START Listed records

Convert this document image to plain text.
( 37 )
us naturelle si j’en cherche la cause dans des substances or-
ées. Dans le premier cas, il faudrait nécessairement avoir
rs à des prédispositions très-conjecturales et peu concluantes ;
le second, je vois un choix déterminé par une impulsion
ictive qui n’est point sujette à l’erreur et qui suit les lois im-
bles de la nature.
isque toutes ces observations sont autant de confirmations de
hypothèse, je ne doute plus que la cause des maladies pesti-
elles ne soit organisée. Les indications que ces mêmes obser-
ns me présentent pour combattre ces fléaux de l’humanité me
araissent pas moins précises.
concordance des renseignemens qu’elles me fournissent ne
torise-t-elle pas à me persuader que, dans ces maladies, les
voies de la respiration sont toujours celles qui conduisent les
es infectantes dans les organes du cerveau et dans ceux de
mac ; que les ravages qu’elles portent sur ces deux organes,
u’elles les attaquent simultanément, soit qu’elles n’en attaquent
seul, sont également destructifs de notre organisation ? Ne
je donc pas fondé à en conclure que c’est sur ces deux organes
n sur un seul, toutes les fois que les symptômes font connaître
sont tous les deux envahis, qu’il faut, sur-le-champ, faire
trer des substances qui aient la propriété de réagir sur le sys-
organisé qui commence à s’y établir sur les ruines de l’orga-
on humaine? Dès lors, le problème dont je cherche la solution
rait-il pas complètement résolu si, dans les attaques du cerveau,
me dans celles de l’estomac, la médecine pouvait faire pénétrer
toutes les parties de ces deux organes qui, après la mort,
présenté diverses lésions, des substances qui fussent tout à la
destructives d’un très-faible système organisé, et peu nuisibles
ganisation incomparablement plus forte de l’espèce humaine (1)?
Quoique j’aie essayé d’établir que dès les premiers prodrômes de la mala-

END Listed records

Written task → Locate and copy each line in the data above that includes the word "toutes".

Result for this exercise →
isque toutes ces observations sont autant de confirmations de
n sur un seul, toutes les fois que les symptômes font connaître
toutes les parties de ces deux organes qui, après la mort,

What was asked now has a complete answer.